:: Stored records
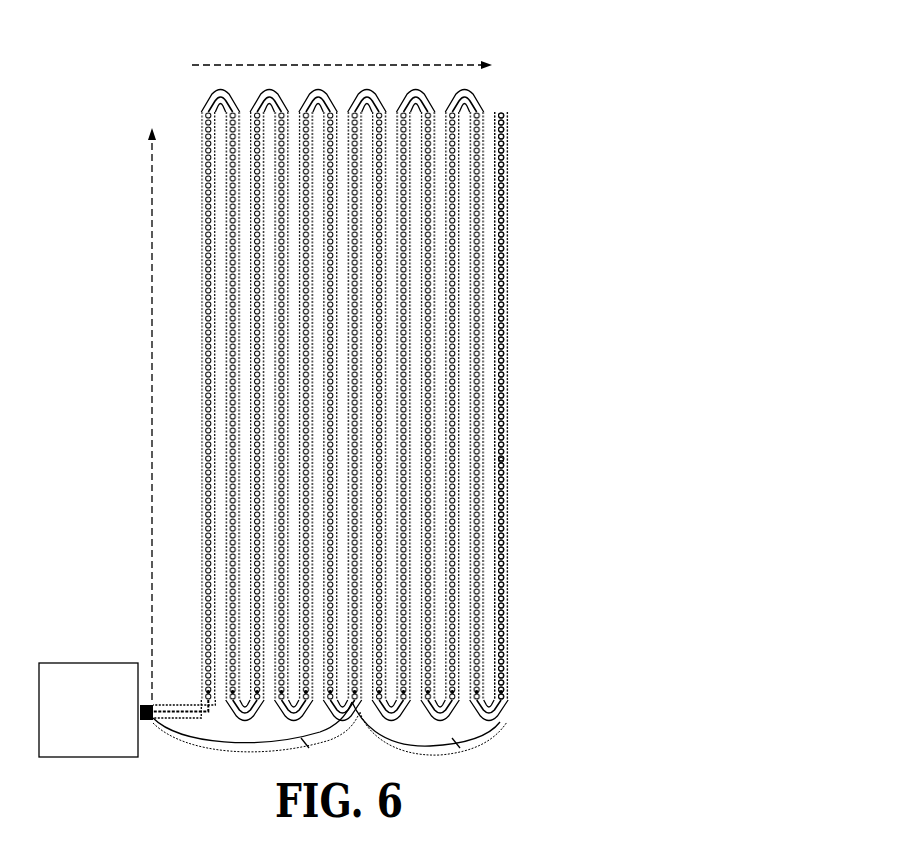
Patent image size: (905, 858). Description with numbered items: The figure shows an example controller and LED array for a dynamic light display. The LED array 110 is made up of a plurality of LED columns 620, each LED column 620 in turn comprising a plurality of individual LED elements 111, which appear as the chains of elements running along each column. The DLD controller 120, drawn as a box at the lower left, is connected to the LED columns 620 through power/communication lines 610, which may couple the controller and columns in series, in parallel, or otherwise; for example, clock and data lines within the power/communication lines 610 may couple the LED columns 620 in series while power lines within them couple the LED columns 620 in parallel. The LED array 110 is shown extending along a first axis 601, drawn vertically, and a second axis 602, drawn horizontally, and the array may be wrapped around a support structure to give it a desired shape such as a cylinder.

The LED array 110 is at (432, 397).
The LED element 111 is at (503, 462).
The DLD controller 120 is at (96, 710).
The first axis 601 is at (143, 414).
The second axis 602 is at (342, 55).
The power/communication lines 610 is at (509, 736).
The LED column 620 is at (501, 95).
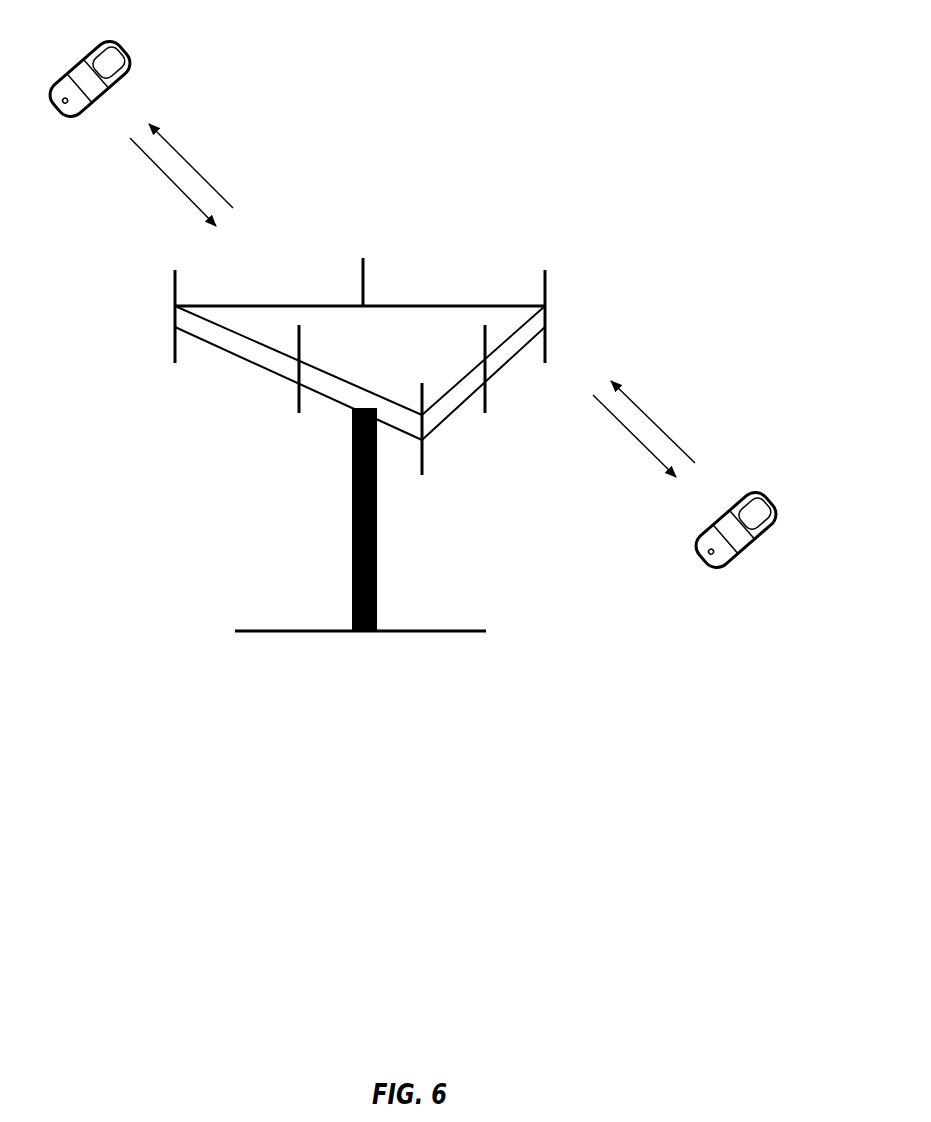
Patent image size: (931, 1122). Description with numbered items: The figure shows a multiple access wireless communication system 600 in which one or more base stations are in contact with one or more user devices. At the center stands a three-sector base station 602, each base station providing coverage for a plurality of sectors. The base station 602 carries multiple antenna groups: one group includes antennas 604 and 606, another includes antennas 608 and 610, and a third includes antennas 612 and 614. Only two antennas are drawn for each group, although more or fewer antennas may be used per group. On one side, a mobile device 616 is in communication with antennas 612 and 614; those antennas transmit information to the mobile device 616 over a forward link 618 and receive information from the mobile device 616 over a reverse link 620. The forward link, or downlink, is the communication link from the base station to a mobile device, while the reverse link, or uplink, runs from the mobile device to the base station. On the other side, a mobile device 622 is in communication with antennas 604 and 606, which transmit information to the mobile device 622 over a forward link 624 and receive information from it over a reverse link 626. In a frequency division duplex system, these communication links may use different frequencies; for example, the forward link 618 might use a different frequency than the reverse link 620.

The multiple access wireless communication system 600 is at (692, 104).
The three-sector base station 602 is at (400, 632).
The antenna 604 is at (548, 276).
The antenna 606 is at (487, 412).
The antenna 608 is at (424, 456).
The antenna 610 is at (298, 414).
The antenna 612 is at (178, 272).
The antenna 614 is at (366, 262).
The mobile device 616 is at (125, 42).
The forward link 618 is at (193, 167).
The reverse link 620 is at (168, 170).
The mobile device 622 is at (770, 490).
The forward link 624 is at (638, 445).
The reverse link 626 is at (640, 413).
::::
== Problem ==
Format all the lines above as a JSON list of strings, one string per line, with blank lines omitted. Leave the pictures out of the list.

== Solution to this task ==
[
  "Patent image size: (905, 858). Description with numbered items: The figure shows an example controller and LED array for a dynamic light display. The LED array 110 is made up of a plurality of LED columns 620, each LED column 620 in turn comprising a plurality of individual LED elements 111, which appear as the chains of elements running along each column. The DLD controller 120, drawn as a box at the lower left, is connected to the LED columns 620 through power/communication lines 610, which may couple the controller and columns in series, in parallel, or otherwise; for example, clock and data lines within the power/communication lines 610 may couple the LED columns 620 in series while power lines within them couple the LED columns 620 in parallel. The LED array 110 is shown extending along a first axis 601, drawn vertically, and a second axis 602, drawn horizontally, and the array may be wrapped around a support structure to give it a desired shape such as a cylinder.",
  "The LED array 110 is at (432, 397).",
  "The LED element 111 is at (503, 462).",
  "The DLD controller 120 is at (96, 710).",
  "The first axis 601 is at (143, 414).",
  "The second axis 602 is at (342, 55).",
  "The power/communication lines 610 is at (509, 736).",
  "The LED column 620 is at (501, 95).",
  "Patent image size: (931, 1122). Description with numbered items: The figure shows a multiple access wireless communication system 600 in which one or more base stations are in contact with one or more user devices. At the center stands a three-sector base station 602, each base station providing coverage for a plurality of sectors. The base station 602 carries multiple antenna groups: one group includes antennas 604 and 606, another includes antennas 608 and 610, and a third includes antennas 612 and 614. Only two antennas are drawn for each group, although more or fewer antennas may be used per group. On one side, a mobile device 616 is in communication with antennas 612 and 614; those antennas transmit information to the mobile device 616 over a forward link 618 and receive information from the mobile device 616 over a reverse link 620. The forward link, or downlink, is the communication link from the base station to a mobile device, while the reverse link, or uplink, runs from the mobile device to the base station. On the other side, a mobile device 622 is in communication with antennas 604 and 606, which transmit information to the mobile device 622 over a forward link 624 and receive information from it over a reverse link 626. In a frequency division duplex system, these communication links may use different frequencies; for example, the forward link 618 might use a different frequency than the reverse link 620.",
  "The multiple access wireless communication system 600 is at (692, 104).",
  "The three-sector base station 602 is at (400, 632).",
  "The antenna 604 is at (548, 276).",
  "The antenna 606 is at (487, 412).",
  "The antenna 608 is at (424, 456).",
  "The antenna 610 is at (298, 414).",
  "The antenna 612 is at (178, 272).",
  "The antenna 614 is at (366, 262).",
  "The mobile device 616 is at (125, 42).",
  "The forward link 618 is at (193, 167).",
  "The reverse link 620 is at (168, 170).",
  "The mobile device 622 is at (770, 490).",
  "The forward link 624 is at (638, 445).",
  "The reverse link 626 is at (640, 413)."
]